▶ _What the exercise asks_
Check each line of the records for "text"; collect those that have it.

▶ _Exercise input_
--------------------------------------------------

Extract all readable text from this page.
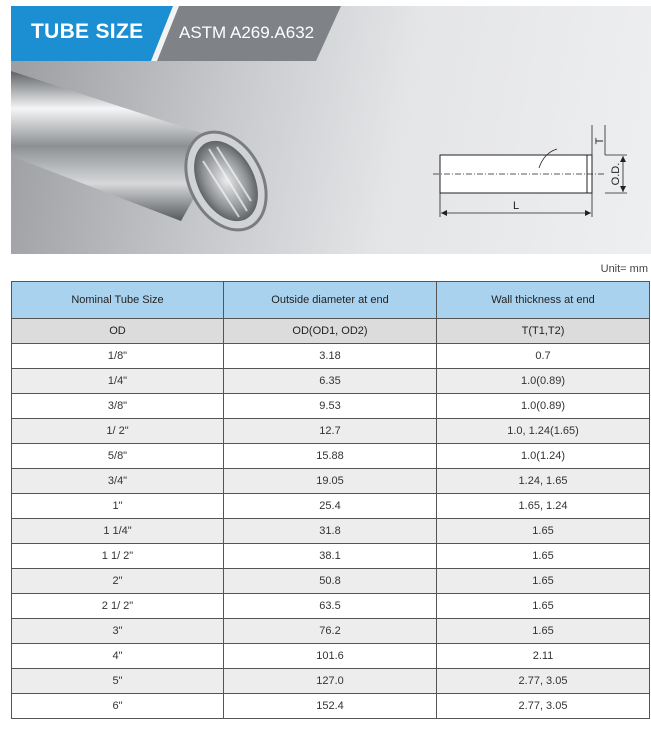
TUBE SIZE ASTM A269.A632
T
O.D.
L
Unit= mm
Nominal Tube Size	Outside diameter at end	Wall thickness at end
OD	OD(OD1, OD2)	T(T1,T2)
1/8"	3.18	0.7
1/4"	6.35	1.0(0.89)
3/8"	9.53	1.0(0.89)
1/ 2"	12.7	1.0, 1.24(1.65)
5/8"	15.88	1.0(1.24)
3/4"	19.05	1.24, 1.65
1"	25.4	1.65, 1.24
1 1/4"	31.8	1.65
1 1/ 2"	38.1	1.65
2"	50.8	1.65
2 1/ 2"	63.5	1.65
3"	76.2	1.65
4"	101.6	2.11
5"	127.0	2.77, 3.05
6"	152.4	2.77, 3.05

--------------------------------------------------

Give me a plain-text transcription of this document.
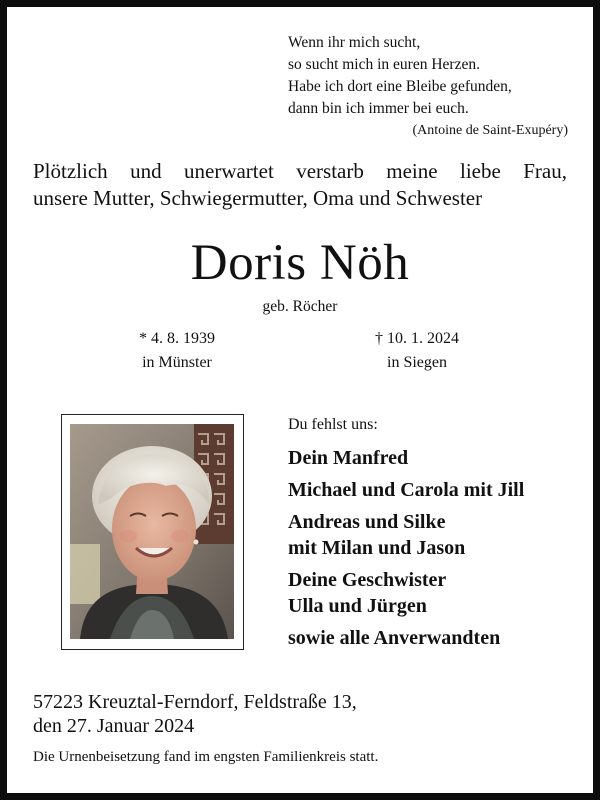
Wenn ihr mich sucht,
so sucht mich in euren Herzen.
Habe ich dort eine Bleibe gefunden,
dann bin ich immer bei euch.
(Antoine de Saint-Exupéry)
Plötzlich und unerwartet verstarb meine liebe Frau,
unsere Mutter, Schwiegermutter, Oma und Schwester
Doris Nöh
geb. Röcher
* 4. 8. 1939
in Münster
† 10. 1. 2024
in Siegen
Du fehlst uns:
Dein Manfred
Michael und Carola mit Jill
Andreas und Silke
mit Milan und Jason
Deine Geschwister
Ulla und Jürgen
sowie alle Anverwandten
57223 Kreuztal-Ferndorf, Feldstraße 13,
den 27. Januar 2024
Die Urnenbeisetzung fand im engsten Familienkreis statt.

--------------------------------------------------

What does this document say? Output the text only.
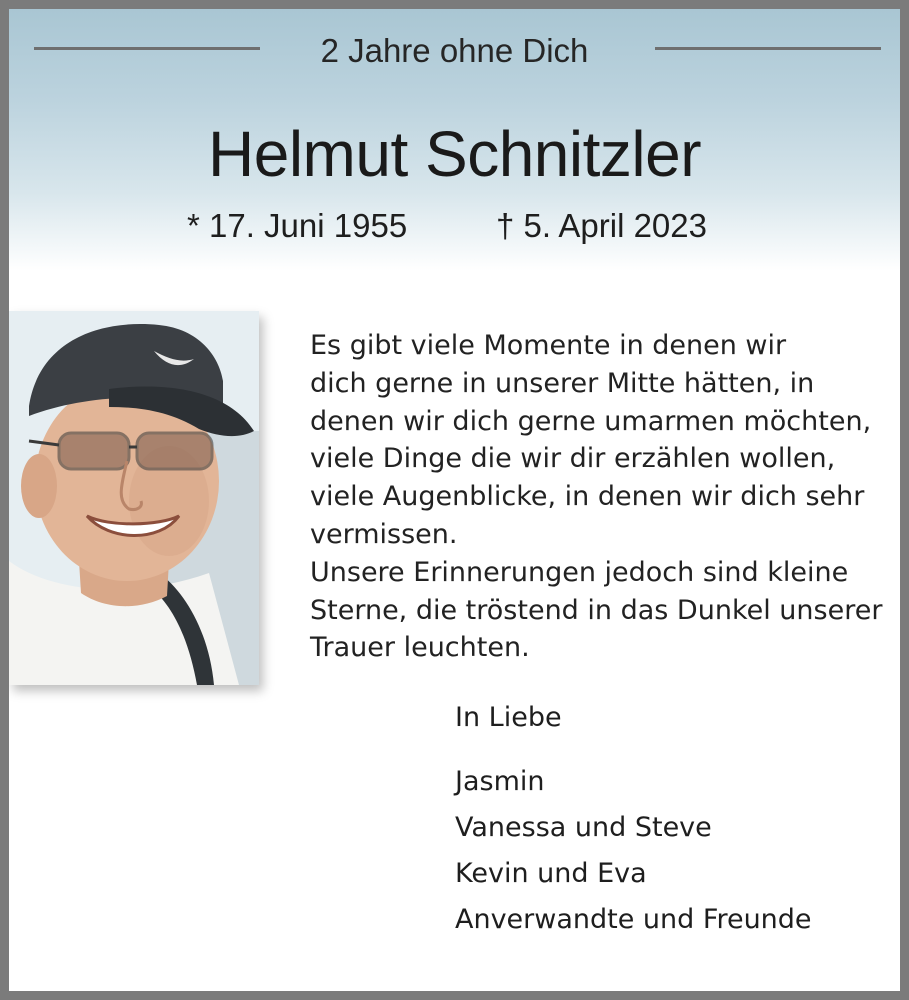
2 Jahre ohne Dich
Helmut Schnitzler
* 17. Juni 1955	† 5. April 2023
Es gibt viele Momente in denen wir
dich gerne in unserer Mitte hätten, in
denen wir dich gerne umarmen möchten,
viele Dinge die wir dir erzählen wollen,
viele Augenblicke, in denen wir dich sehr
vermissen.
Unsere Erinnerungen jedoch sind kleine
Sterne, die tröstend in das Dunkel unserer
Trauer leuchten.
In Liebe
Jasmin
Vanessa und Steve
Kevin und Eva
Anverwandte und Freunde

--------------------------------------------------

▶ _Solved exercise_
Extract all readable text from this page.
Give me a plain-text transcription of this document.
What does this document say? Output the text only.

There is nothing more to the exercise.